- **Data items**
----------------------------------------

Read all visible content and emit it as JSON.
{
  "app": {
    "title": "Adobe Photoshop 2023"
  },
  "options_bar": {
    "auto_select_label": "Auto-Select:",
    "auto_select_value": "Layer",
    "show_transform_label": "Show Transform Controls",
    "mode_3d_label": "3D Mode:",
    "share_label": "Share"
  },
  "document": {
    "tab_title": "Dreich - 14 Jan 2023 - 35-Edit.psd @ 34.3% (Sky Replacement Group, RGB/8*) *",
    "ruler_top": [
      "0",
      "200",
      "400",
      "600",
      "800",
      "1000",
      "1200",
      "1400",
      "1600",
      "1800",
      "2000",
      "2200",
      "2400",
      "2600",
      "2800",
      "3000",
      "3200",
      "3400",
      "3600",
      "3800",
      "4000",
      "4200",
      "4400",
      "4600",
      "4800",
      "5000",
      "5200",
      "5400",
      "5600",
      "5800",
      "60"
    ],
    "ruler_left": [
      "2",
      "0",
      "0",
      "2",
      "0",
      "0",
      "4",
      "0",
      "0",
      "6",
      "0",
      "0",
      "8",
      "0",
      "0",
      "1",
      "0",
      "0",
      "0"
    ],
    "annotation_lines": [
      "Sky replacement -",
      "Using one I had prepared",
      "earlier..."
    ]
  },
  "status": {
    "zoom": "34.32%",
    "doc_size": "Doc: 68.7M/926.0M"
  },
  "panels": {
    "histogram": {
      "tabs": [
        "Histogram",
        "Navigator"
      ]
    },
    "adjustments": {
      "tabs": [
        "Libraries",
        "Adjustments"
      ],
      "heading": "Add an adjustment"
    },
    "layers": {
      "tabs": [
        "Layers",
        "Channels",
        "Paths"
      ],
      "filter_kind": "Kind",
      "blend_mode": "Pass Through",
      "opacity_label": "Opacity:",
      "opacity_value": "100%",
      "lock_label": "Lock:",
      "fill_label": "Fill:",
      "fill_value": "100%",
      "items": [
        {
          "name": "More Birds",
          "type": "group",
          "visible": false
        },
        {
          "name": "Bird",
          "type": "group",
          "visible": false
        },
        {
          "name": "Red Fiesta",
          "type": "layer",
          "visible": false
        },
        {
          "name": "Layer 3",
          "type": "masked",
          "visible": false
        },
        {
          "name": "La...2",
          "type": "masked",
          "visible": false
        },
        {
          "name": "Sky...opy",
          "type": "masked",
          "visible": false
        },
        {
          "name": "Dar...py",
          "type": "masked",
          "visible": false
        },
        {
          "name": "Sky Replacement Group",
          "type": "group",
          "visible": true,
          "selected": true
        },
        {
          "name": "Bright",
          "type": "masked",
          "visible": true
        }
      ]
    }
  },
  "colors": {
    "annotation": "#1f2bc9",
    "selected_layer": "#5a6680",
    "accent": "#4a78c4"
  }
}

----------------------------------------

- **What you need to do**
Retype all of the entries precisely as they are.

- **Task result**
Read all visible content and emit it as JSON.
{
  "app": {
    "title": "Adobe Photoshop 2023"
  },
  "options_bar": {
    "auto_select_label": "Auto-Select:",
    "auto_select_value": "Layer",
    "show_transform_label": "Show Transform Controls",
    "mode_3d_label": "3D Mode:",
    "share_label": "Share"
  },
  "document": {
    "tab_title": "Dreich - 14 Jan 2023 - 35-Edit.psd @ 34.3% (Sky Replacement Group, RGB/8*) *",
    "ruler_top": [
      "0",
      "200",
      "400",
      "600",
      "800",
      "1000",
      "1200",
      "1400",
      "1600",
      "1800",
      "2000",
      "2200",
      "2400",
      "2600",
      "2800",
      "3000",
      "3200",
      "3400",
      "3600",
      "3800",
      "4000",
      "4200",
      "4400",
      "4600",
      "4800",
      "5000",
      "5200",
      "5400",
      "5600",
      "5800",
      "60"
    ],
    "ruler_left": [
      "2",
      "0",
      "0",
      "2",
      "0",
      "0",
      "4",
      "0",
      "0",
      "6",
      "0",
      "0",
      "8",
      "0",
      "0",
      "1",
      "0",
      "0",
      "0"
    ],
    "annotation_lines": [
      "Sky replacement -",
      "Using one I had prepared",
      "earlier..."
    ]
  },
  "status": {
    "zoom": "34.32%",
    "doc_size": "Doc: 68.7M/926.0M"
  },
  "panels": {
    "histogram": {
      "tabs": [
        "Histogram",
        "Navigator"
      ]
    },
    "adjustments": {
      "tabs": [
        "Libraries",
        "Adjustments"
      ],
      "heading": "Add an adjustment"
    },
    "layers": {
      "tabs": [
        "Layers",
        "Channels",
        "Paths"
      ],
      "filter_kind": "Kind",
      "blend_mode": "Pass Through",
      "opacity_label": "Opacity:",
      "opacity_value": "100%",
      "lock_label": "Lock:",
      "fill_label": "Fill:",
      "fill_value": "100%",
      "items": [
        {
          "name": "More Birds",
          "type": "group",
          "visible": false
        },
        {
          "name": "Bird",
          "type": "group",
          "visible": false
        },
        {
          "name": "Red Fiesta",
          "type": "layer",
          "visible": false
        },
        {
          "name": "Layer 3",
          "type": "masked",
          "visible": false
        },
        {
          "name": "La...2",
          "type": "masked",
          "visible": false
        },
        {
          "name": "Sky...opy",
          "type": "masked",
          "visible": false
        },
        {
          "name": "Dar...py",
          "type": "masked",
          "visible": false
        },
        {
          "name": "Sky Replacement Group",
          "type": "group",
          "visible": true,
          "selected": true
        },
        {
          "name": "Bright",
          "type": "masked",
          "visible": true
        }
      ]
    }
  },
  "colors": {
    "annotation": "#1f2bc9",
    "selected_layer": "#5a6680",
    "accent": "#4a78c4"
  }
}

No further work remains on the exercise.